▶ _INSTRUCTIONS TO FOLLOW_
Using the listing below, copy every line that mentions "structured".

— Begin EXCERPTED RECORDS —

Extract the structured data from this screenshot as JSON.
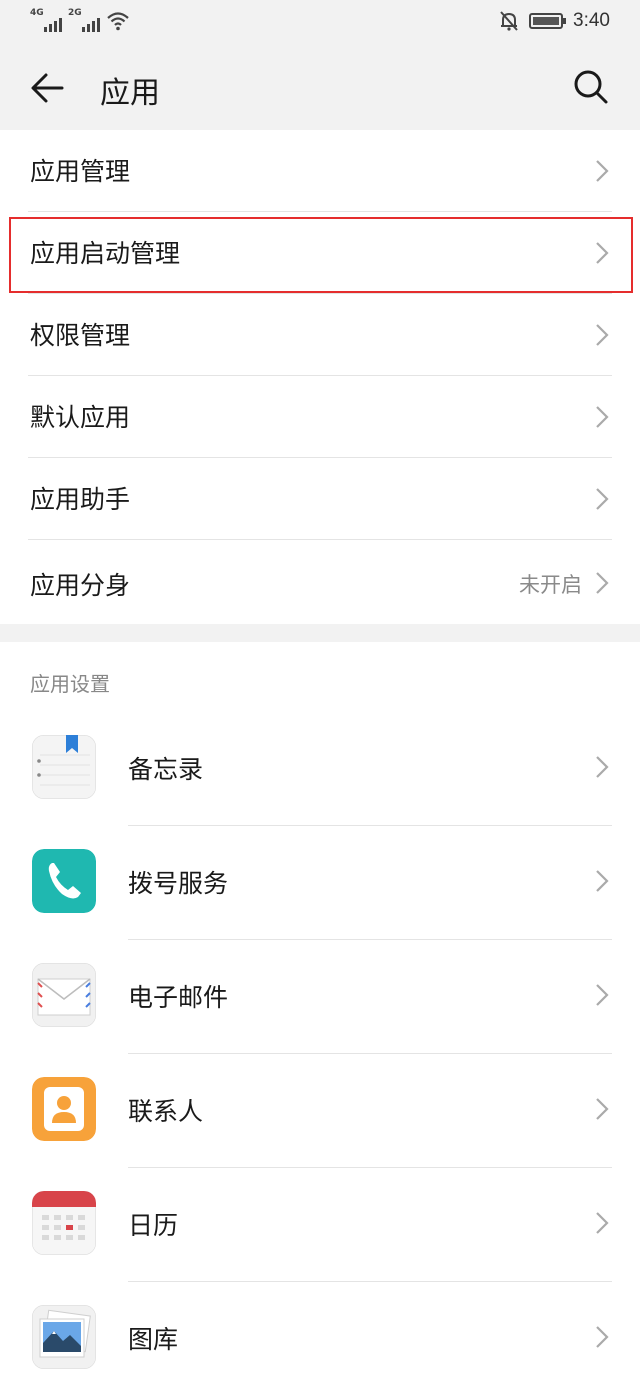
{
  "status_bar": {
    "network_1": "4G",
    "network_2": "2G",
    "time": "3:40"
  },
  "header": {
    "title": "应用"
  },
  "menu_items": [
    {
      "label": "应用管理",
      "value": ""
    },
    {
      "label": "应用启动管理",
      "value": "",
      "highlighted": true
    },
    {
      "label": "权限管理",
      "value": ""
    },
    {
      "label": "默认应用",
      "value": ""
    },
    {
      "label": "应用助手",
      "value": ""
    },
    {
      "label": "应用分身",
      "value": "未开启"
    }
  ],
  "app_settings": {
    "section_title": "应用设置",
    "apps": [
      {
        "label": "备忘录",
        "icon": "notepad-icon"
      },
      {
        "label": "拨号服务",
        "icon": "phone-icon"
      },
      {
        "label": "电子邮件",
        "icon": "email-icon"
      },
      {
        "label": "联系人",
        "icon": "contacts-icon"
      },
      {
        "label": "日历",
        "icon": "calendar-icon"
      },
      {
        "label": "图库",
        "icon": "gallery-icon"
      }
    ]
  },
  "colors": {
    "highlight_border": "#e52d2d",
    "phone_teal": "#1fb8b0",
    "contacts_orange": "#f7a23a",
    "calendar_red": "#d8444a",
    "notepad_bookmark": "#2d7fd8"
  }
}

— End EXCERPTED RECORDS —
— Begin EXCERPTED RECORDS —

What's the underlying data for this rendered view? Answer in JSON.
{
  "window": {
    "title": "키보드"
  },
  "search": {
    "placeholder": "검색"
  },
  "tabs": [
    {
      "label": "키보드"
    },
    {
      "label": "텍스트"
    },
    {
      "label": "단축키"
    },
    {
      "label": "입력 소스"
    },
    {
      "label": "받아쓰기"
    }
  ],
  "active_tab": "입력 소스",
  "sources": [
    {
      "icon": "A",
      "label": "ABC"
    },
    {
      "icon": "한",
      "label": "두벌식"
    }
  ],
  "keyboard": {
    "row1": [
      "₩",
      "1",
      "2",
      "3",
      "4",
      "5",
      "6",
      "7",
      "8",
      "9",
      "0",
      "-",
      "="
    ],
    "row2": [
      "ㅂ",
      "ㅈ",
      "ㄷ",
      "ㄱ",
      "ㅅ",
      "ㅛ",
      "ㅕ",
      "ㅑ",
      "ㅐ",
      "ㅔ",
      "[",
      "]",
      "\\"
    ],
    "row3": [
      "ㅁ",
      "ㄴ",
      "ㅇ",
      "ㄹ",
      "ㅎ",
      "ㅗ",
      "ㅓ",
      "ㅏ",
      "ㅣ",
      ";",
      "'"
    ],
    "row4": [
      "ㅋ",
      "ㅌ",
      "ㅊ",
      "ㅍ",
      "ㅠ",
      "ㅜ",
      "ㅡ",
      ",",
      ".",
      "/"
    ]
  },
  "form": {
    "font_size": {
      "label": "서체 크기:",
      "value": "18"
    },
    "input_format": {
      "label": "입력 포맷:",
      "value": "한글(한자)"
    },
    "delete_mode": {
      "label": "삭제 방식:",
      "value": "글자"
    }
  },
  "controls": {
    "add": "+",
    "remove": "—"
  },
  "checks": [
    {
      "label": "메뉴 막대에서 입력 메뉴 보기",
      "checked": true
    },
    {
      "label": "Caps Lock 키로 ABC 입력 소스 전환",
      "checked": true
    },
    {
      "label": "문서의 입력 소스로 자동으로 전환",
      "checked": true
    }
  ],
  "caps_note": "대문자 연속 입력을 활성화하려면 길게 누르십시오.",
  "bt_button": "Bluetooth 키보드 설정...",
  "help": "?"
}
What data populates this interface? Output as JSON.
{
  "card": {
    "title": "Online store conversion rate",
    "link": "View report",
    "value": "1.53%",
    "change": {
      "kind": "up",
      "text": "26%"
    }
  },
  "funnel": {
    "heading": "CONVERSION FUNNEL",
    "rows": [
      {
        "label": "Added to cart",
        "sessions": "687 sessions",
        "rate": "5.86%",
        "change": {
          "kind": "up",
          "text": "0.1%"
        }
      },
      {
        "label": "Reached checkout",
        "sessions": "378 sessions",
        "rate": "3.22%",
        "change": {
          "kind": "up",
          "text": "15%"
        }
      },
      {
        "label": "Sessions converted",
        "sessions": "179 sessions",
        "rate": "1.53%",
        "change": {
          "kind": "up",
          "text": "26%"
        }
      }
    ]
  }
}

— End EXCERPTED RECORDS —
— Begin EXCERPTED RECORDS —

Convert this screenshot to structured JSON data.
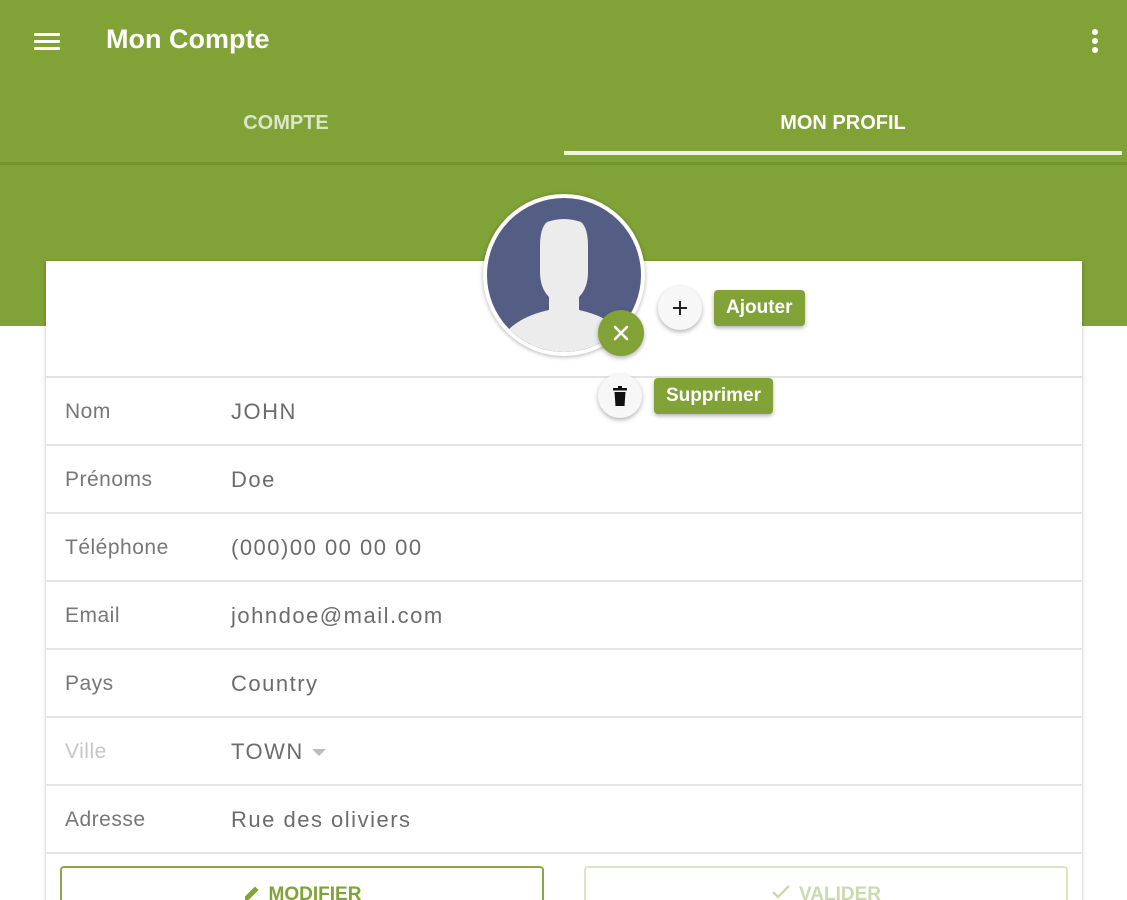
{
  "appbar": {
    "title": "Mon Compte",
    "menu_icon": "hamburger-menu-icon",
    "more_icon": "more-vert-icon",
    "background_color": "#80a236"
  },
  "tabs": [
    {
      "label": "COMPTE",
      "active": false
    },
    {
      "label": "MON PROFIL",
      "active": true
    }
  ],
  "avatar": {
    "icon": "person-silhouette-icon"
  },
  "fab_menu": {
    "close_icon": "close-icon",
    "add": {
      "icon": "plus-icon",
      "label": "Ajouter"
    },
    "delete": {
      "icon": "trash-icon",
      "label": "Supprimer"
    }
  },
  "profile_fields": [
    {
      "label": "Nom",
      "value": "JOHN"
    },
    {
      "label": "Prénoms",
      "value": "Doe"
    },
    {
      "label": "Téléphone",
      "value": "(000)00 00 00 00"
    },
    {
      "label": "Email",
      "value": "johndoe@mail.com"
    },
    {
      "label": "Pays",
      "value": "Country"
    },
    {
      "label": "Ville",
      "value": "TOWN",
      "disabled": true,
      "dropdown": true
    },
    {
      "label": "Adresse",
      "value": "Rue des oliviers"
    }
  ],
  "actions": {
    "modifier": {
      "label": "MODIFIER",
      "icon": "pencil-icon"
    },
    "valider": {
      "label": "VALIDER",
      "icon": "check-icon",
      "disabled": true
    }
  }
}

— End EXCERPTED RECORDS —

▶ _CORRECT RESPONSE_
Extract the structured data from this screenshot as JSON.
Convert this screenshot to structured JSON data.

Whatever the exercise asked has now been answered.